GIVEN TASK | Write out the records below once more, exactly as they stand.

==== SUPPLIED MATERIAL ====

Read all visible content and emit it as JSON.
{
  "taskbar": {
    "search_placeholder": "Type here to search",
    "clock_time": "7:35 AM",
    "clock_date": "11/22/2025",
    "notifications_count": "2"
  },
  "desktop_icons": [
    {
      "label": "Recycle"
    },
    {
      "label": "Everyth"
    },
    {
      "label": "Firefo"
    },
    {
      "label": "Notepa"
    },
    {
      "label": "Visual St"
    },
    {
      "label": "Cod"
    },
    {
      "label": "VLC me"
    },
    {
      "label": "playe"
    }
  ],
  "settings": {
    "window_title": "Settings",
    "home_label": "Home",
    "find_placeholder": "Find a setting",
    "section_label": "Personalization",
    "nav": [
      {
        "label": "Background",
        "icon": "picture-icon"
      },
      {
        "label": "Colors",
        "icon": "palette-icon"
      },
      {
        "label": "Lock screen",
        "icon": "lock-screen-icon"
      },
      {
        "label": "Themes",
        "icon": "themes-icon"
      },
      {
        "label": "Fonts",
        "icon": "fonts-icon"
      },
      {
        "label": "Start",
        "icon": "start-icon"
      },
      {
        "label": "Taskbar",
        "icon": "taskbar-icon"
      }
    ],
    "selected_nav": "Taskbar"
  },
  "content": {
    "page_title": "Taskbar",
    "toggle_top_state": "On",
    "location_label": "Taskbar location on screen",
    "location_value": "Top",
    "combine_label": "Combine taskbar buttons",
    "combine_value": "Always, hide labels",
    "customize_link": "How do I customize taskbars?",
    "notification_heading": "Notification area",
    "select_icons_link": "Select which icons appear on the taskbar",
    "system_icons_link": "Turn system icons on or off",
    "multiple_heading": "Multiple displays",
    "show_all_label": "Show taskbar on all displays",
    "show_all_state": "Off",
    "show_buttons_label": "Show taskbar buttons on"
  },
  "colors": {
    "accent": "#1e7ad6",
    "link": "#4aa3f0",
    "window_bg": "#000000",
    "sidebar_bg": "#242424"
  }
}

====

THE ANSWER |
Read all visible content and emit it as JSON.
{
  "taskbar": {
    "search_placeholder": "Type here to search",
    "clock_time": "7:35 AM",
    "clock_date": "11/22/2025",
    "notifications_count": "2"
  },
  "desktop_icons": [
    {
      "label": "Recycle"
    },
    {
      "label": "Everyth"
    },
    {
      "label": "Firefo"
    },
    {
      "label": "Notepa"
    },
    {
      "label": "Visual St"
    },
    {
      "label": "Cod"
    },
    {
      "label": "VLC me"
    },
    {
      "label": "playe"
    }
  ],
  "settings": {
    "window_title": "Settings",
    "home_label": "Home",
    "find_placeholder": "Find a setting",
    "section_label": "Personalization",
    "nav": [
      {
        "label": "Background",
        "icon": "picture-icon"
      },
      {
        "label": "Colors",
        "icon": "palette-icon"
      },
      {
        "label": "Lock screen",
        "icon": "lock-screen-icon"
      },
      {
        "label": "Themes",
        "icon": "themes-icon"
      },
      {
        "label": "Fonts",
        "icon": "fonts-icon"
      },
      {
        "label": "Start",
        "icon": "start-icon"
      },
      {
        "label": "Taskbar",
        "icon": "taskbar-icon"
      }
    ],
    "selected_nav": "Taskbar"
  },
  "content": {
    "page_title": "Taskbar",
    "toggle_top_state": "On",
    "location_label": "Taskbar location on screen",
    "location_value": "Top",
    "combine_label": "Combine taskbar buttons",
    "combine_value": "Always, hide labels",
    "customize_link": "How do I customize taskbars?",
    "notification_heading": "Notification area",
    "select_icons_link": "Select which icons appear on the taskbar",
    "system_icons_link": "Turn system icons on or off",
    "multiple_heading": "Multiple displays",
    "show_all_label": "Show taskbar on all displays",
    "show_all_state": "Off",
    "show_buttons_label": "Show taskbar buttons on"
  },
  "colors": {
    "accent": "#1e7ad6",
    "link": "#4aa3f0",
    "window_bg": "#000000",
    "sidebar_bg": "#242424"
  }
}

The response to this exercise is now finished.